PROBLEM DESCRIPTION » Transcribe the passage on the TNF-A −238 genotype and gastric cancer in full, word for word.

QUOTED PASSAGE »
++++++++
In three studies, TNF-A −238 genotype in control subjects were not in HWE (Table 1). After excluding these three studies, the summary ORs (95% CIs) for GA and AA genotypes were 1.08 (0.75–1.55) and 4.04 (0.57–28.8), respectively.

Begg's funnel plot for the association between TNF-A −238 and gastric cancer is shown in Figure 2B. For both GA vs GG and AA vs GG genotypes, there was no evidence for bias using either the method of Begg and Mazumdar (P for rank correlation=1.00 and 0.85, respectively) or Egger's weighted regression method (P for bias=0.84 and 0.75, respectively). For GA genotype, after excluding studies with an SE>0.5, the summary OR (95% CI) was 1.04 (0.82–1.33). For AA genotype, all of the studies had an SE>0.5.
++++++++
MATERIAL SUPPLIED »
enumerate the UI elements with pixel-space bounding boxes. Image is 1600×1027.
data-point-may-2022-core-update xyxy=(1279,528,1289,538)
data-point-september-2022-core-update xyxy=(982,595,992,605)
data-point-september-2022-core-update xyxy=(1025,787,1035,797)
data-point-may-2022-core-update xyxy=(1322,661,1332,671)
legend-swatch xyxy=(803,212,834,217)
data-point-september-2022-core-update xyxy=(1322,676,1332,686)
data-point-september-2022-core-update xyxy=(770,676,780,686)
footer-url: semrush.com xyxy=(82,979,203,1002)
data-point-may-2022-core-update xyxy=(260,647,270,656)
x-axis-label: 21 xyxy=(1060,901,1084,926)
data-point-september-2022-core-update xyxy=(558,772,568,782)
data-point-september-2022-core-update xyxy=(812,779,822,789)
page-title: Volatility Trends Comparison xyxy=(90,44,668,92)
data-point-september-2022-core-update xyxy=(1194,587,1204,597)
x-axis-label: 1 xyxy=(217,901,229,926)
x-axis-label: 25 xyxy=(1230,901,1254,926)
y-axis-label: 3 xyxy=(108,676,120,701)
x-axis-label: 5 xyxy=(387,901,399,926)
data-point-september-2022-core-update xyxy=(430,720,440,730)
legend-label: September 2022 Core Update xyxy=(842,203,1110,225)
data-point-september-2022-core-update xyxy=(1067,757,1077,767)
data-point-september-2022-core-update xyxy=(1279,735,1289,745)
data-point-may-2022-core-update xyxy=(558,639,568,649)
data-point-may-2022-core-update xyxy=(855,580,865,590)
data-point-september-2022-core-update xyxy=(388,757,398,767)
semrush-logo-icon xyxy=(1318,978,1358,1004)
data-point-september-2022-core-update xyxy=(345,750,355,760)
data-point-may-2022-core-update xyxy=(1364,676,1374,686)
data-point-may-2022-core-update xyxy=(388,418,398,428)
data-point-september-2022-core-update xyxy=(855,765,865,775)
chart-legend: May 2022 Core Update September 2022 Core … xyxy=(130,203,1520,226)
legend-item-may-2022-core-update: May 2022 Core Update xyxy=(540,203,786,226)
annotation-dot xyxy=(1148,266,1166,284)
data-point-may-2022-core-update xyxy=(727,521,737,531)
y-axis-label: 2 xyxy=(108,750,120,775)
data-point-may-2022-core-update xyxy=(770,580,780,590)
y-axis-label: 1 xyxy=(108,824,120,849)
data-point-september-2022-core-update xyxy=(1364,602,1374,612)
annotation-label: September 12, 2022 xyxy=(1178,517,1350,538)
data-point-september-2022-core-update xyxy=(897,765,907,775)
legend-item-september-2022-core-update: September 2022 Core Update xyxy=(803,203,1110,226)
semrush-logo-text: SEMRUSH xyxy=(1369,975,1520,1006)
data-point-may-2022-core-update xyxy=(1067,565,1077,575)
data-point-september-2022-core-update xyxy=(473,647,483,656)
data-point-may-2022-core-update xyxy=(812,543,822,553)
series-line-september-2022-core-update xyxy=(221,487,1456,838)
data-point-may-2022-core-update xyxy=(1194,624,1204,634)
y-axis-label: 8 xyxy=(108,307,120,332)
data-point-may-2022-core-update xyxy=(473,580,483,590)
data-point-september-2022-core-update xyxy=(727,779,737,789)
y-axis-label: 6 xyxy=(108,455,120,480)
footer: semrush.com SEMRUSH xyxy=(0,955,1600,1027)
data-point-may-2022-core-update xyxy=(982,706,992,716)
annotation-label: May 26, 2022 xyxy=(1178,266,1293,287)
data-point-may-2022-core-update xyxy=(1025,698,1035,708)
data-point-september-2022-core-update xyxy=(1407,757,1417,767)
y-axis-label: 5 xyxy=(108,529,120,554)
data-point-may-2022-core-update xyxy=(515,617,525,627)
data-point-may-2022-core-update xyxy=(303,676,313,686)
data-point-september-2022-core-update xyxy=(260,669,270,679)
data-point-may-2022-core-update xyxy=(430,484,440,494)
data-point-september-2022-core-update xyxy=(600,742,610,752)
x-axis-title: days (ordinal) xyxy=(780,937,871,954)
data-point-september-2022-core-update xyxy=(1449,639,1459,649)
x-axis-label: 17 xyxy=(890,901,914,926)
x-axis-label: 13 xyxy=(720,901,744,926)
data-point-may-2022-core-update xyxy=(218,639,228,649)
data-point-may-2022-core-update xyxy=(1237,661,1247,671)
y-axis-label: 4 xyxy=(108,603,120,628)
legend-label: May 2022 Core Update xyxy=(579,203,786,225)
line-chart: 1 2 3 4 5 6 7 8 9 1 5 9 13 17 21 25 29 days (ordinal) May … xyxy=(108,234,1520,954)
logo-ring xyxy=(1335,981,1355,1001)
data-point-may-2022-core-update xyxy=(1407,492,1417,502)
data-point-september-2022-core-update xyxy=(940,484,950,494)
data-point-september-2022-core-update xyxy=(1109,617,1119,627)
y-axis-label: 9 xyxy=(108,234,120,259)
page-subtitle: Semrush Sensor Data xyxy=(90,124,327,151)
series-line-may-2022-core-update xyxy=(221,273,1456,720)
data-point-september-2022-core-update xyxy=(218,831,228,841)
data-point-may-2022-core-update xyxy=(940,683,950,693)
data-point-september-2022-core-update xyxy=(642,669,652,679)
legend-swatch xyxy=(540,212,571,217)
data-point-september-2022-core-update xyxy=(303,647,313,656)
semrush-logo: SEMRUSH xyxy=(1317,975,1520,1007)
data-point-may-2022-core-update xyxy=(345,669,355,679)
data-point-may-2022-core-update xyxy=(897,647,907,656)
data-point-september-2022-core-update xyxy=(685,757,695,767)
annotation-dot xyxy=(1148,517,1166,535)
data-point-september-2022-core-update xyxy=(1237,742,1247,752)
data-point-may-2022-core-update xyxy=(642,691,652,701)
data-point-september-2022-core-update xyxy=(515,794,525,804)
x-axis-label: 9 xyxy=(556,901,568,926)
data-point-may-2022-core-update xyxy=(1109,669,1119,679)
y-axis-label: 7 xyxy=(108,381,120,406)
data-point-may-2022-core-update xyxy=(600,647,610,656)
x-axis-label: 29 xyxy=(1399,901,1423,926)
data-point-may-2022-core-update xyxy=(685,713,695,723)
++++++++
RESULT OF THIS EXERCISE »
In three studies, TNF-A −238 genotype in control subjects were not in HWE (Table 1). After excluding these three studies, the summary ORs (95% CIs) for GA and AA genotypes were 1.08 (0.75–1.55) and 4.04 (0.57–28.8), respectively.

Begg's funnel plot for the association between TNF-A −238 and gastric cancer is shown in Figure 2B. For both GA vs GG and AA vs GG genotypes, there was no evidence for bias using either the method of Begg and Mazumdar (P for rank correlation=1.00 and 0.85, respectively) or Egger's weighted regression method (P for bias=0.84 and 0.75, respectively). For GA genotype, after excluding studies with an SE>0.5, the summary OR (95% CI) was 1.04 (0.82–1.33). For AA genotype, all of the studies had an SE>0.5.